Search the material for the word "extrusion" and copy each line that holds it.

[start Records shown]

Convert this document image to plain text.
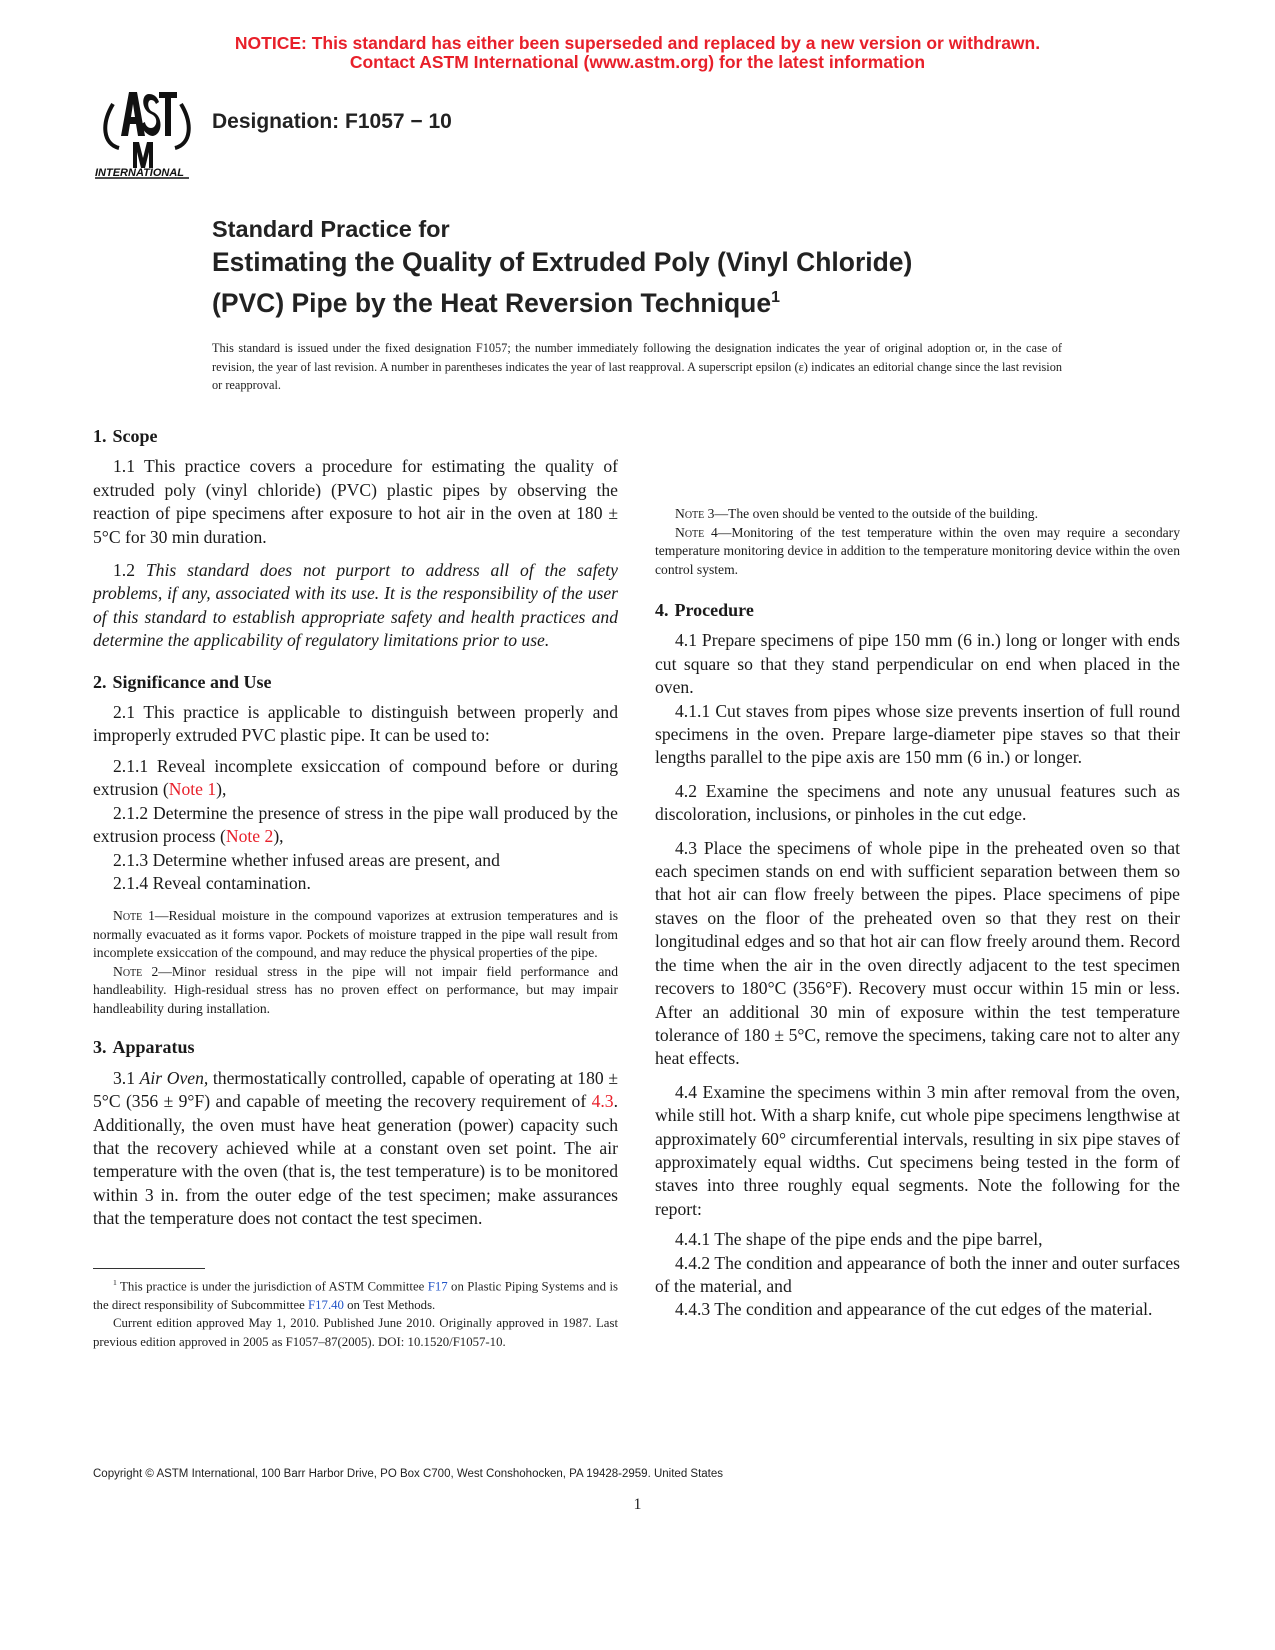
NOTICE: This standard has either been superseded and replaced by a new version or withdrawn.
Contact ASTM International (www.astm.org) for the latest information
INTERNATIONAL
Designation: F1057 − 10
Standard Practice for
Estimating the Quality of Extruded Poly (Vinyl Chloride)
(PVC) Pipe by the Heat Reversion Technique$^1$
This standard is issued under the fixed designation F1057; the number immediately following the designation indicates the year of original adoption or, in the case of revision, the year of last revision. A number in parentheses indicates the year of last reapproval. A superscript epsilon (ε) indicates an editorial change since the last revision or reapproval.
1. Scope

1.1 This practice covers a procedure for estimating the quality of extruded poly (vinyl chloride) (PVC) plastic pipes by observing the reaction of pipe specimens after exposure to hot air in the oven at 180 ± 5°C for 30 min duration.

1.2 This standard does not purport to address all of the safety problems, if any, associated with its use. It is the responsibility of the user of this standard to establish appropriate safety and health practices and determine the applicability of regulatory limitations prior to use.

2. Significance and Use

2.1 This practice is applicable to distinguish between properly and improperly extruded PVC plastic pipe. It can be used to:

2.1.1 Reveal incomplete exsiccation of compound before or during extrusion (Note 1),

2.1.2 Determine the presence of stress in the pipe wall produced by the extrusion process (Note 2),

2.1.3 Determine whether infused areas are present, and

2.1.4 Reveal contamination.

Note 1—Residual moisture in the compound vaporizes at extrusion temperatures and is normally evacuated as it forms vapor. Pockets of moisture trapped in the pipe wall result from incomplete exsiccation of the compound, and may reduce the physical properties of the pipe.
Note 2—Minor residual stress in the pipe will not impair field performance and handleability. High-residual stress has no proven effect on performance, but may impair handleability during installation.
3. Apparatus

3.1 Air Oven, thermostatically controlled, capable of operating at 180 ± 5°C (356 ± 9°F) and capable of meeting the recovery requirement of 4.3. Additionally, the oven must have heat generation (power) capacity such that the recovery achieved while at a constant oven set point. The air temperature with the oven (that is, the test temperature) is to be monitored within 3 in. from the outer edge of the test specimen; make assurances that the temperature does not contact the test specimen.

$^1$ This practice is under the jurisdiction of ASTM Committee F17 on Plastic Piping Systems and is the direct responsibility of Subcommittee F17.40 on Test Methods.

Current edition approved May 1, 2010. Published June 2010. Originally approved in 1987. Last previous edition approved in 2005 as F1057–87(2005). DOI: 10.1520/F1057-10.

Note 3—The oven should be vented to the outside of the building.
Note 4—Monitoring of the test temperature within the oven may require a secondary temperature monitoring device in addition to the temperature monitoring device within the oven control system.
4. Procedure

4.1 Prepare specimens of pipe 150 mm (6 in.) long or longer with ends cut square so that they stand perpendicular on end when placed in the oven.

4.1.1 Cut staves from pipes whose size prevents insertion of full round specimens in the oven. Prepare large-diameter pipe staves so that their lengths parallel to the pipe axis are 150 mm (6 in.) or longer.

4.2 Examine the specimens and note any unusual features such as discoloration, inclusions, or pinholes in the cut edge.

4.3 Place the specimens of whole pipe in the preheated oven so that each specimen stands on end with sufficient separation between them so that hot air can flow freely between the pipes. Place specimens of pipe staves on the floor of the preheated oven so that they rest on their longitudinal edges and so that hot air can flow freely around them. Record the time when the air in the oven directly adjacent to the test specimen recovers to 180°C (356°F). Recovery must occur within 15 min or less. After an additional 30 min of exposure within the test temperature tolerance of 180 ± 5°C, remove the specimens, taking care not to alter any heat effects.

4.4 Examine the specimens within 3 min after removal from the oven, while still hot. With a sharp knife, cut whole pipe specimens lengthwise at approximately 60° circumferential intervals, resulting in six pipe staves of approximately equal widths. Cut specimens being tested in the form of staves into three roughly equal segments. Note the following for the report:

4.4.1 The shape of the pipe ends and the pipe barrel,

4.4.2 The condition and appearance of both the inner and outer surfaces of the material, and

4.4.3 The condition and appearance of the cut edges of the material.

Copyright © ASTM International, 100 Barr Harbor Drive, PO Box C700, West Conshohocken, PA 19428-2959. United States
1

[end Records shown]
[start Records shown]

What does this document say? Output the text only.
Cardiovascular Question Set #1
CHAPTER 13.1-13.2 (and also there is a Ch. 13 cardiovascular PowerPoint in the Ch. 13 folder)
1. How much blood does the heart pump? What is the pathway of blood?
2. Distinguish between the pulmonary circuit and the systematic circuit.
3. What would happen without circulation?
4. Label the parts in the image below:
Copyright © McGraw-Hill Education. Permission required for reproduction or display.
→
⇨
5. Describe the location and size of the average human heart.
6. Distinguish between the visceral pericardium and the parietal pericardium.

[end Records shown]

# [Solution for this problem]
2.1.1 Reveal incomplete exsiccation of compound before or during extrusion (Note 1),
2.1.2 Determine the presence of stress in the pipe wall produced by the extrusion process (Note 2),
Note 1—Residual moisture in the compound vaporizes at extrusion temperatures and is normally evacuated as it forms vapor. Pockets of moisture trapped in the pipe wall result from incomplete exsiccation of the compound, and may reduce the physical properties of the pipe.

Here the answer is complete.